**PROMPT**
Find every line of the listing below where "source" appears, and copy it.

**ROWS**
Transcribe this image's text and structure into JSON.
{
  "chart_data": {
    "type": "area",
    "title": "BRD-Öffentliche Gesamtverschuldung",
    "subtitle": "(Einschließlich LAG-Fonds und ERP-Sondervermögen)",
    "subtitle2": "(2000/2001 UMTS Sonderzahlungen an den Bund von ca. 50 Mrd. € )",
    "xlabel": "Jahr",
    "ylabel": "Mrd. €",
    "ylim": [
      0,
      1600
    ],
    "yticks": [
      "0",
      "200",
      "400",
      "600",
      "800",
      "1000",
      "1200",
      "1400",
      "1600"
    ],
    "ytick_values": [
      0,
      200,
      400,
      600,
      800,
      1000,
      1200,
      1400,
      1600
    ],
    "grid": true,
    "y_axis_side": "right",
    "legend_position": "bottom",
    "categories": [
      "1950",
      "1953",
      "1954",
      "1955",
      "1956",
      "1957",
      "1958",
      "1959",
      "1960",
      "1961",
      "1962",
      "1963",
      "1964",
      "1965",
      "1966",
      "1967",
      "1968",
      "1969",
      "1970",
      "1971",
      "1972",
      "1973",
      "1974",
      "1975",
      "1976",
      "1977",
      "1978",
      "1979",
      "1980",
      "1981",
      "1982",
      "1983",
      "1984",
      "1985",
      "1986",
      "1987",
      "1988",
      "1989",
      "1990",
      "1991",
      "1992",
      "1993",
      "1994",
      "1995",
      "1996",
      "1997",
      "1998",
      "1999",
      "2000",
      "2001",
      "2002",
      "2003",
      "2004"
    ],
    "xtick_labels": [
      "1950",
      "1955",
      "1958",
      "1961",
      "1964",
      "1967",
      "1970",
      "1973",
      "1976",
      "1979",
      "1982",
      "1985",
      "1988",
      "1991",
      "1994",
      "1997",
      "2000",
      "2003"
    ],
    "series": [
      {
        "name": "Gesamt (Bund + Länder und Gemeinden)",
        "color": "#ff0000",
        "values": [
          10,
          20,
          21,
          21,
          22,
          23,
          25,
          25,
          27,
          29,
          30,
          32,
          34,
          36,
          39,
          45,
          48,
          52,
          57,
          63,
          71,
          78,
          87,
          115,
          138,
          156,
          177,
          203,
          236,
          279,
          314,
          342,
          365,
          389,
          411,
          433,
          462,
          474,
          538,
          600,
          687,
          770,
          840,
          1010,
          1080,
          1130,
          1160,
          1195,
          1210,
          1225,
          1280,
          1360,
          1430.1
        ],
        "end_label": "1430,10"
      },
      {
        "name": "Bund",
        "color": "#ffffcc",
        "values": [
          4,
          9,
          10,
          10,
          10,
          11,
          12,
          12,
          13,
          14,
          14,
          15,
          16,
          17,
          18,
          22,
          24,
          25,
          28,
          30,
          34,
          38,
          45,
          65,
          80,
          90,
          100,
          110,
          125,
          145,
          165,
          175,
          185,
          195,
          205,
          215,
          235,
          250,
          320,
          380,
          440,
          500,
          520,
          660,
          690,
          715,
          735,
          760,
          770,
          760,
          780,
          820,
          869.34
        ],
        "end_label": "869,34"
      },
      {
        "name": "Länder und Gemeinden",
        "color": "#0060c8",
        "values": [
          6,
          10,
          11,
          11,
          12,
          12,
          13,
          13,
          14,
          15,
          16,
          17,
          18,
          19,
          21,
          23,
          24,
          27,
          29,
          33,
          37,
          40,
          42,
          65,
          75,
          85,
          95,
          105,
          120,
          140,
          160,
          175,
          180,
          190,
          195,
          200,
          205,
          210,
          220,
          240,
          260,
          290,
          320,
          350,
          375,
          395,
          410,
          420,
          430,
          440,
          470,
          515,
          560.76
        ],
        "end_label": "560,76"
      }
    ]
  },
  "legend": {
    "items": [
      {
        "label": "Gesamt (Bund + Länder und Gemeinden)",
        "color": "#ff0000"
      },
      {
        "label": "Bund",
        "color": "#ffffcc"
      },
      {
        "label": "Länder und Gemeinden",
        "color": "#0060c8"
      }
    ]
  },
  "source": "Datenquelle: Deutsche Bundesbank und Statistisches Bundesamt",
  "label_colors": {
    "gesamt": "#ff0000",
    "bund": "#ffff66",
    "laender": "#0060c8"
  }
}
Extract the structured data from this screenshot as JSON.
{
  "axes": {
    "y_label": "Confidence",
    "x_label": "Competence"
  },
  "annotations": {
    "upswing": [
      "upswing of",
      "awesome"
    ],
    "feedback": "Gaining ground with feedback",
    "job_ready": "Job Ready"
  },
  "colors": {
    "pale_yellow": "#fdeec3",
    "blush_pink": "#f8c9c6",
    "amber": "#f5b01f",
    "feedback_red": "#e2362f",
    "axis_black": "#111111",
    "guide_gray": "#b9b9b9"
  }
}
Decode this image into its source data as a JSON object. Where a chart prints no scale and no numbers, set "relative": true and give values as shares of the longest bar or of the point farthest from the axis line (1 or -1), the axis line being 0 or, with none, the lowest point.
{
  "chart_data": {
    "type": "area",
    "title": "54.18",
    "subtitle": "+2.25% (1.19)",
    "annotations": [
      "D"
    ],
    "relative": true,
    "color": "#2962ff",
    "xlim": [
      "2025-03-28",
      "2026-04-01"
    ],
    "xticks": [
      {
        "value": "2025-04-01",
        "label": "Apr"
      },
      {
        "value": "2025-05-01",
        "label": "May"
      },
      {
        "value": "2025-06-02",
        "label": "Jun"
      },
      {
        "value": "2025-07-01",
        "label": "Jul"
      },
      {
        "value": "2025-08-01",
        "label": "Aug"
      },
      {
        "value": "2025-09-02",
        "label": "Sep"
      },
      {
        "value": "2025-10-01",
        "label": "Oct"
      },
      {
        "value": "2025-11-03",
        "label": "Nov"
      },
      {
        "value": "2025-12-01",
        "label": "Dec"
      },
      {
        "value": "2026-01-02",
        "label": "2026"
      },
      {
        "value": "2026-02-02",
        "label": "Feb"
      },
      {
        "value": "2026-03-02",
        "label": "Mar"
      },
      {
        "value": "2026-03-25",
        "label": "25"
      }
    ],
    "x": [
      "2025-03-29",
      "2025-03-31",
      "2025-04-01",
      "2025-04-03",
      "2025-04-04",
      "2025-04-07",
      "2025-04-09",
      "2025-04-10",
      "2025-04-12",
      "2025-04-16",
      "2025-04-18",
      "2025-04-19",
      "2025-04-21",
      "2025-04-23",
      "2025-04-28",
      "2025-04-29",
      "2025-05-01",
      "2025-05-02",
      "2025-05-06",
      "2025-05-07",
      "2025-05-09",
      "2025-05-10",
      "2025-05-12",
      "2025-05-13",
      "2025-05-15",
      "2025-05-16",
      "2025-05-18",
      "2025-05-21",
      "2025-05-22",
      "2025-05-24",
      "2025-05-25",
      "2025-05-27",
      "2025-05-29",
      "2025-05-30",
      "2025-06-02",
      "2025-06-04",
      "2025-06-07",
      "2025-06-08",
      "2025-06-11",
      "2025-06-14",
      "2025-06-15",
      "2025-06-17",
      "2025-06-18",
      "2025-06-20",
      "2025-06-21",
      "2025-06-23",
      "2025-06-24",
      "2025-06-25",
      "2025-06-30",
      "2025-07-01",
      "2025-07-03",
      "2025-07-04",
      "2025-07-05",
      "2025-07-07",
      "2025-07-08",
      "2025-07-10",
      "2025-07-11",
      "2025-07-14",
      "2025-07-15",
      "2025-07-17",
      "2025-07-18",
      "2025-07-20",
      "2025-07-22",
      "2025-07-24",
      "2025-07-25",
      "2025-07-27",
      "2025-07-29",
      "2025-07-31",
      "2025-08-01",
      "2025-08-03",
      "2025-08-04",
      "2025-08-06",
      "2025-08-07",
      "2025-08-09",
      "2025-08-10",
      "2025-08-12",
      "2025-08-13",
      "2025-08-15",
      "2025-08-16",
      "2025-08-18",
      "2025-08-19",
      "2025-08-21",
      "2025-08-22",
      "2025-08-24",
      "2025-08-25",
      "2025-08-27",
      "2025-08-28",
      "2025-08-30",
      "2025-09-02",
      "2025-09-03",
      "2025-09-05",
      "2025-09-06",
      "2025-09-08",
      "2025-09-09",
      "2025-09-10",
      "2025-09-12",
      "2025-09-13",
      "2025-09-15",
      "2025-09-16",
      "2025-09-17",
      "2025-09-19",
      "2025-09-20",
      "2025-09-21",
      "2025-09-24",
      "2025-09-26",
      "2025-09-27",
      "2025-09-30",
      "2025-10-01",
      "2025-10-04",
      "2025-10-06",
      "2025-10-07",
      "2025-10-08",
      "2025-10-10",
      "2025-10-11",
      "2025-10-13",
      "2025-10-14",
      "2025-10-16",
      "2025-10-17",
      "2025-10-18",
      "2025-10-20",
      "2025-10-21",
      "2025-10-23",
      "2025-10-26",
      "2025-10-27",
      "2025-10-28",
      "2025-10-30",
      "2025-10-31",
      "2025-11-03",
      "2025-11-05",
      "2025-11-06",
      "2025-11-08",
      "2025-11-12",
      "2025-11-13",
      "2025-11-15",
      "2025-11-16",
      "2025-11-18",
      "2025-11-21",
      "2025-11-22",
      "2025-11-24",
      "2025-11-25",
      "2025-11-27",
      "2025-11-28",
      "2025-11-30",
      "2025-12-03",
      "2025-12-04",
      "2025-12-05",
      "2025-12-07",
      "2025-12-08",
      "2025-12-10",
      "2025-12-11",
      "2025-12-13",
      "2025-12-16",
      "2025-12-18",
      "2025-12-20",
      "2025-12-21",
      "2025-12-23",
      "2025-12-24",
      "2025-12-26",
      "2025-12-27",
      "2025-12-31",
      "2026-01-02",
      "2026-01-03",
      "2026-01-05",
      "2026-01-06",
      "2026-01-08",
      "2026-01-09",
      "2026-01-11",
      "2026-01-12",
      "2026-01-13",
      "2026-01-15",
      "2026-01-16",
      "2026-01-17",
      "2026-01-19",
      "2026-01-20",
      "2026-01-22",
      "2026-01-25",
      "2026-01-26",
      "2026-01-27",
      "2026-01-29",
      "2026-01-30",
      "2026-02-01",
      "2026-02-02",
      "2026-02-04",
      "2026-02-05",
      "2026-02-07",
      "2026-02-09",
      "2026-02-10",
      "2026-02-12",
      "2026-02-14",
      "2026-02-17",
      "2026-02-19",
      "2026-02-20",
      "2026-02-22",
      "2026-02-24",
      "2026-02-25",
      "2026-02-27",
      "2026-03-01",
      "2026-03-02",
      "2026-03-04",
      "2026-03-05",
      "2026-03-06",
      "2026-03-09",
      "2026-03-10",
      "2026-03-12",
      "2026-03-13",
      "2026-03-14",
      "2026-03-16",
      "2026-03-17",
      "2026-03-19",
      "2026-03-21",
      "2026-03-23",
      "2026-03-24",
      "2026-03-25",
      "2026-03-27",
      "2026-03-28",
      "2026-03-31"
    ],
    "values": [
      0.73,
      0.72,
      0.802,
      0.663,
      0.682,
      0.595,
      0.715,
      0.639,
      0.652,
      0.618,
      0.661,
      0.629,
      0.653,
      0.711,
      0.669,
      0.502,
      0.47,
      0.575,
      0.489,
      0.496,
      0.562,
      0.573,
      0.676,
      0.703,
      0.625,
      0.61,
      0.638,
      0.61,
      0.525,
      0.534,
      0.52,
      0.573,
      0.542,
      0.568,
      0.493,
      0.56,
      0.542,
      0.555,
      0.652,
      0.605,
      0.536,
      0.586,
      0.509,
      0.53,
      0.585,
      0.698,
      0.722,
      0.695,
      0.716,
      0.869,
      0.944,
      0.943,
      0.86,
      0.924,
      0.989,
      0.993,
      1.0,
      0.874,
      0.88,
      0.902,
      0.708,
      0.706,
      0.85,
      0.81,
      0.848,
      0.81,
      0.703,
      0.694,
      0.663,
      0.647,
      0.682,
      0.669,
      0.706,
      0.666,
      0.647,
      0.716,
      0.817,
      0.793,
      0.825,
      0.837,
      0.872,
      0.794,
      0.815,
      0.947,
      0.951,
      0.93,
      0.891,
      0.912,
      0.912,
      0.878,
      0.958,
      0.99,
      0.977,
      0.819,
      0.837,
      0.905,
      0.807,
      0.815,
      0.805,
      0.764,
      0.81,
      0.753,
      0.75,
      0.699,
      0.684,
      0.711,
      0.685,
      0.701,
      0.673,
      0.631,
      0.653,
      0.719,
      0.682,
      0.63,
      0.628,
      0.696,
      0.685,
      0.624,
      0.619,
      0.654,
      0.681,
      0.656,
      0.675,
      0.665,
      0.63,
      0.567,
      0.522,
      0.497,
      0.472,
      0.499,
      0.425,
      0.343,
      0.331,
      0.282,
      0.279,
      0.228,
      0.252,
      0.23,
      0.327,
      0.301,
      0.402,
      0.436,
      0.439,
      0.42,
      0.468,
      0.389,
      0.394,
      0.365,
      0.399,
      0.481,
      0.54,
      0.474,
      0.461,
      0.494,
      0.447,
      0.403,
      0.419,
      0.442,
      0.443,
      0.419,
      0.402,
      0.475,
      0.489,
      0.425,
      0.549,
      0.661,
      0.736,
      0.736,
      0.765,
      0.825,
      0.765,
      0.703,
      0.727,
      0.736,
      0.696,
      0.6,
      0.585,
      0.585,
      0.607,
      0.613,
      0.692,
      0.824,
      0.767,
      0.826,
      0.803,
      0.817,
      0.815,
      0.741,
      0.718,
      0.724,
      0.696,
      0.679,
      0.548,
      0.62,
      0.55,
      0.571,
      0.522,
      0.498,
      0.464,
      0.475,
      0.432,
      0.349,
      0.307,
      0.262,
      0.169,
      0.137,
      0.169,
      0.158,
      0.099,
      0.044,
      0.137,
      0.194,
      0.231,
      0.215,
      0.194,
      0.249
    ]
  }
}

**EXERCISE RESULT**
  "source": "Datenquelle: Deutsche Bundesbank und Statistisches Bundesamt",
Decode this image into its source data as a JSON object. Where a chart prints no scale and no numbers, set "relative": true and give values as shares of the longest bar or of the point farthest from the axis line (1 or -1), the axis line being 0 or, with none, the lowest point.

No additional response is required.